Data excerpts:
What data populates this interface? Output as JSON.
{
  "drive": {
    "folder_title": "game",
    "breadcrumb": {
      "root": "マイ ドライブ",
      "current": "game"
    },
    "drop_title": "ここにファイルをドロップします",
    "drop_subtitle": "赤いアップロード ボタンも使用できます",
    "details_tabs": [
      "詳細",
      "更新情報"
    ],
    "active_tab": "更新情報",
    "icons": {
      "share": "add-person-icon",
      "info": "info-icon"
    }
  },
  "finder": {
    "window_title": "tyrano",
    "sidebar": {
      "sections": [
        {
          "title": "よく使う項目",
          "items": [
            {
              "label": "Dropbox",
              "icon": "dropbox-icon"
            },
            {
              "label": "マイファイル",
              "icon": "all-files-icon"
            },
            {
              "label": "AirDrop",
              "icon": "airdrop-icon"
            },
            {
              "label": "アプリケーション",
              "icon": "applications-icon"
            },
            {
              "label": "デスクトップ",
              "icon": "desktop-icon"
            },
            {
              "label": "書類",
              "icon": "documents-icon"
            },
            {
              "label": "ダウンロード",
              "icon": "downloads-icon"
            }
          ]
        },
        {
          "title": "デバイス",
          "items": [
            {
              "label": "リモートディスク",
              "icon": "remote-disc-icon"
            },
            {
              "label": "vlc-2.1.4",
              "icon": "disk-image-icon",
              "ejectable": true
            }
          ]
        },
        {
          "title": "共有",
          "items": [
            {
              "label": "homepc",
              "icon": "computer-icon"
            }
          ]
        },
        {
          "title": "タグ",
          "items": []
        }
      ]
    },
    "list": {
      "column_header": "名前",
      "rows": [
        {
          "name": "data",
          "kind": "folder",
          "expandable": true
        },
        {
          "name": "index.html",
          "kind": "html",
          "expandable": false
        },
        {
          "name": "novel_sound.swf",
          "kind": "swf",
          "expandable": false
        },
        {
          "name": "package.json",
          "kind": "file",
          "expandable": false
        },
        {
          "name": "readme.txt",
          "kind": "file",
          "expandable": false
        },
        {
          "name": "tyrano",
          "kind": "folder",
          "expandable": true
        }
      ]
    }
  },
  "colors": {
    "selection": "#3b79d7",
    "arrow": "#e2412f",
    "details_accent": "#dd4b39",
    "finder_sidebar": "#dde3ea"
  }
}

Requirements -> Quote the whole listing above, leaving nothing out.

Expected answer ->
What data populates this interface? Output as JSON.
{
  "drive": {
    "folder_title": "game",
    "breadcrumb": {
      "root": "マイ ドライブ",
      "current": "game"
    },
    "drop_title": "ここにファイルをドロップします",
    "drop_subtitle": "赤いアップロード ボタンも使用できます",
    "details_tabs": [
      "詳細",
      "更新情報"
    ],
    "active_tab": "更新情報",
    "icons": {
      "share": "add-person-icon",
      "info": "info-icon"
    }
  },
  "finder": {
    "window_title": "tyrano",
    "sidebar": {
      "sections": [
        {
          "title": "よく使う項目",
          "items": [
            {
              "label": "Dropbox",
              "icon": "dropbox-icon"
            },
            {
              "label": "マイファイル",
              "icon": "all-files-icon"
            },
            {
              "label": "AirDrop",
              "icon": "airdrop-icon"
            },
            {
              "label": "アプリケーション",
              "icon": "applications-icon"
            },
            {
              "label": "デスクトップ",
              "icon": "desktop-icon"
            },
            {
              "label": "書類",
              "icon": "documents-icon"
            },
            {
              "label": "ダウンロード",
              "icon": "downloads-icon"
            }
          ]
        },
        {
          "title": "デバイス",
          "items": [
            {
              "label": "リモートディスク",
              "icon": "remote-disc-icon"
            },
            {
              "label": "vlc-2.1.4",
              "icon": "disk-image-icon",
              "ejectable": true
            }
          ]
        },
        {
          "title": "共有",
          "items": [
            {
              "label": "homepc",
              "icon": "computer-icon"
            }
          ]
        },
        {
          "title": "タグ",
          "items": []
        }
      ]
    },
    "list": {
      "column_header": "名前",
      "rows": [
        {
          "name": "data",
          "kind": "folder",
          "expandable": true
        },
        {
          "name": "index.html",
          "kind": "html",
          "expandable": false
        },
        {
          "name": "novel_sound.swf",
          "kind": "swf",
          "expandable": false
        },
        {
          "name": "package.json",
          "kind": "file",
          "expandable": false
        },
        {
          "name": "readme.txt",
          "kind": "file",
          "expandable": false
        },
        {
          "name": "tyrano",
          "kind": "folder",
          "expandable": true
        }
      ]
    }
  },
  "colors": {
    "selection": "#3b79d7",
    "arrow": "#e2412f",
    "details_accent": "#dd4b39",
    "finder_sidebar": "#dde3ea"
  }
}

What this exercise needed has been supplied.